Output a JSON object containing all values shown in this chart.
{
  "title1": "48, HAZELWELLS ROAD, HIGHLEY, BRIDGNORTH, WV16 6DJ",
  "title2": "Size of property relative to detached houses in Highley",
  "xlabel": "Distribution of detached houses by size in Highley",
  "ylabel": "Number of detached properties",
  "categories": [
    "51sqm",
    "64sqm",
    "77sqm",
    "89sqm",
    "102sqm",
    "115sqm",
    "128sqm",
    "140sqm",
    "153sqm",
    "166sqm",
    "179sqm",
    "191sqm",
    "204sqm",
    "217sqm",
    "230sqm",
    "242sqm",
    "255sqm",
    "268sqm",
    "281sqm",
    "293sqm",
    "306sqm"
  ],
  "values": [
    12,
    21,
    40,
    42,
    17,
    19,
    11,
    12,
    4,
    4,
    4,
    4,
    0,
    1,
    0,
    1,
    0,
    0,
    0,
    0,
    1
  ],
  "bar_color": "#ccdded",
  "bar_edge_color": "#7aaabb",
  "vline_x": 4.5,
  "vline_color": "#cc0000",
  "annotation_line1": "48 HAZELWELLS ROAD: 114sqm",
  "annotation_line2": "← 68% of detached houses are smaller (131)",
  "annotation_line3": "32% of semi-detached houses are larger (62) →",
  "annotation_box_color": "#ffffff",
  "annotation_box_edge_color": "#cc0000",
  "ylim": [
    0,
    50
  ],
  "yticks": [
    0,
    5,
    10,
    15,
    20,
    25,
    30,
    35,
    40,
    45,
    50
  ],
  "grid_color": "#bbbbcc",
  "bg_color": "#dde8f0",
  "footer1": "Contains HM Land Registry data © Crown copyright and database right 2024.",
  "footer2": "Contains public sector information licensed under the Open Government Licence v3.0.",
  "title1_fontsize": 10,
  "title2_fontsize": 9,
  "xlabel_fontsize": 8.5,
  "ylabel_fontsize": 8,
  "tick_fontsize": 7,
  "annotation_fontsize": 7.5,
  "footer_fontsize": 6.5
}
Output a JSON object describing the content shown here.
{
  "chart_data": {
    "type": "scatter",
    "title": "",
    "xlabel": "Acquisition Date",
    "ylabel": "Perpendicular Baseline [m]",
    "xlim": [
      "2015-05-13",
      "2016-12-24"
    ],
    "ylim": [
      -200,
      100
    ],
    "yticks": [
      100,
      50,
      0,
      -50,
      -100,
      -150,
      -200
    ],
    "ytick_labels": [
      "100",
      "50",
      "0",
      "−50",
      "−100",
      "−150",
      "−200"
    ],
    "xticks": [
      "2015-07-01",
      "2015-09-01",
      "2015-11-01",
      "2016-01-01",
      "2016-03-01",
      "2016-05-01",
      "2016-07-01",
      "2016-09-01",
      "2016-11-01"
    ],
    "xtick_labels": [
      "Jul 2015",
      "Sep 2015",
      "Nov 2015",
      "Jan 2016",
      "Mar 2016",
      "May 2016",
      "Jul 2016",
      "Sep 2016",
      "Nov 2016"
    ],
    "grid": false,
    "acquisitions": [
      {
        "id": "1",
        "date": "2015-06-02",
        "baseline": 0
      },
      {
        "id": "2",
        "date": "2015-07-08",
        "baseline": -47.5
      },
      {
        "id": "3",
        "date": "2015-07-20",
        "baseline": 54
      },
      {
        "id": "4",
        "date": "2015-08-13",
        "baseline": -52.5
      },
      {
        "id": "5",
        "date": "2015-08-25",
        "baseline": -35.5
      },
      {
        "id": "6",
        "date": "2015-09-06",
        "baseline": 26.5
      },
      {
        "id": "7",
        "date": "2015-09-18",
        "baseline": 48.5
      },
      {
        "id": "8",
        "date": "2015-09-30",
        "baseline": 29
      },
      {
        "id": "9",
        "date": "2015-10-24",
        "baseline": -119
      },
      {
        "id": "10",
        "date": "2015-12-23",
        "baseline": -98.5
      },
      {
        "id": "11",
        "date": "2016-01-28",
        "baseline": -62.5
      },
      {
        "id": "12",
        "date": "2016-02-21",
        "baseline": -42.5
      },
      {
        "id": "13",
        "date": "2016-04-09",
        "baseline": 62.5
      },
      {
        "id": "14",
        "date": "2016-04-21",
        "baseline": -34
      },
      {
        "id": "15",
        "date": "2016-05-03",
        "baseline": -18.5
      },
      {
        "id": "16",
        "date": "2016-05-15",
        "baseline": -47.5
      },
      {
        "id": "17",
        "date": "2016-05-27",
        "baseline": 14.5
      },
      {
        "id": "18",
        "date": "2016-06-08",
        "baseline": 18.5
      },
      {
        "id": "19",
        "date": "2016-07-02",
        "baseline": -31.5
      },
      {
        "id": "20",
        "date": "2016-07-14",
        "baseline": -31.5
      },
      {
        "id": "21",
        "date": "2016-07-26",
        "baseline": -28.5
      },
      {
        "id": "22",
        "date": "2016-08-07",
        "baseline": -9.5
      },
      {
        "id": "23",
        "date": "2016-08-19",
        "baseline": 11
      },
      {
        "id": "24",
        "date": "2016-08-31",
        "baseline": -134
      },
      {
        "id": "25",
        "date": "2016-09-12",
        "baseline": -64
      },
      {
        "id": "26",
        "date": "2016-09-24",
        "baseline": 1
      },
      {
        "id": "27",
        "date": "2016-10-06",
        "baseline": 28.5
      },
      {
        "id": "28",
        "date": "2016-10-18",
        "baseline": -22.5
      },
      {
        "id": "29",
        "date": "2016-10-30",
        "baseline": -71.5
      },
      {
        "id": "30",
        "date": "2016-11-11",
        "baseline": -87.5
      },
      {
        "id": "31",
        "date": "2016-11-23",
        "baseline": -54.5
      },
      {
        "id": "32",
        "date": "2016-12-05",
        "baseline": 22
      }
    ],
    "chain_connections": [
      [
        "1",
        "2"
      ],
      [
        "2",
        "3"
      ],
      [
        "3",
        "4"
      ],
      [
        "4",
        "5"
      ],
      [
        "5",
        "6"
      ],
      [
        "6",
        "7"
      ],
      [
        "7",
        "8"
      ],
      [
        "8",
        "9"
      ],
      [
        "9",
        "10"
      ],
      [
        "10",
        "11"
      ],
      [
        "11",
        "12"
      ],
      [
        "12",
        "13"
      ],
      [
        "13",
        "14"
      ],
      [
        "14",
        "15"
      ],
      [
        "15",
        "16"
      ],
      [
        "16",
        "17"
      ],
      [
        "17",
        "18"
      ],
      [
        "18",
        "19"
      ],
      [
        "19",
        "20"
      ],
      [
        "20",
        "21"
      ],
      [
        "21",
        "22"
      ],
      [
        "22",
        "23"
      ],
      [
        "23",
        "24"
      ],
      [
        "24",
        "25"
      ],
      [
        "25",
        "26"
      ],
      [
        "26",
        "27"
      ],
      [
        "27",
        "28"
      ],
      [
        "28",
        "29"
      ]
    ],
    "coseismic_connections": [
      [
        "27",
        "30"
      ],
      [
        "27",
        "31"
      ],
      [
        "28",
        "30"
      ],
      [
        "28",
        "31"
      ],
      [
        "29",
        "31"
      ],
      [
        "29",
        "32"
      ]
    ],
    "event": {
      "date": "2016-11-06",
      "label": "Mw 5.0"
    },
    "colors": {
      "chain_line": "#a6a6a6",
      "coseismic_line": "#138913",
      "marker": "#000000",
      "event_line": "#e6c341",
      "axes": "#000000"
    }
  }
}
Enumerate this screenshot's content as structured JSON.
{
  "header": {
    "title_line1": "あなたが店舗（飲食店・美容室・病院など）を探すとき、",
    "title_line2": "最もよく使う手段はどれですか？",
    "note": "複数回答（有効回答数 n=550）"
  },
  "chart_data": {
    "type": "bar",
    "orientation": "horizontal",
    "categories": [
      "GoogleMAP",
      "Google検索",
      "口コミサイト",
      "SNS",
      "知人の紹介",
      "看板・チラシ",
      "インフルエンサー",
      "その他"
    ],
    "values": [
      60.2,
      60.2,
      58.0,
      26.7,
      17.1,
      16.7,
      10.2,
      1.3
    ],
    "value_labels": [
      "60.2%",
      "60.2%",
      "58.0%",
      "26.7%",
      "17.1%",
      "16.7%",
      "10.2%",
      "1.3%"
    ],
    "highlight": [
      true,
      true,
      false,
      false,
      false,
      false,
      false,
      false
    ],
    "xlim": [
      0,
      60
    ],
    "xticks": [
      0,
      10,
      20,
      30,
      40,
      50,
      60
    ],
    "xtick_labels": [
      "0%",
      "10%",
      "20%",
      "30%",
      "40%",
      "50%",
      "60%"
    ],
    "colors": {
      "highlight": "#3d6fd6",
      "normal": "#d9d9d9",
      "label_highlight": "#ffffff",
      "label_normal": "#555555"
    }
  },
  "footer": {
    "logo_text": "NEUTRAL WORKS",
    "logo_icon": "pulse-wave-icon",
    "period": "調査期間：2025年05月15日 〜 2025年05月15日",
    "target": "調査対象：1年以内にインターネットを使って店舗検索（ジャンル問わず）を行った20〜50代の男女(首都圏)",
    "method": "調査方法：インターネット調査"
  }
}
============
Short exercise:
Say, as a bare number, how many lines in the entries above include the string "ROAD".

The solution:
2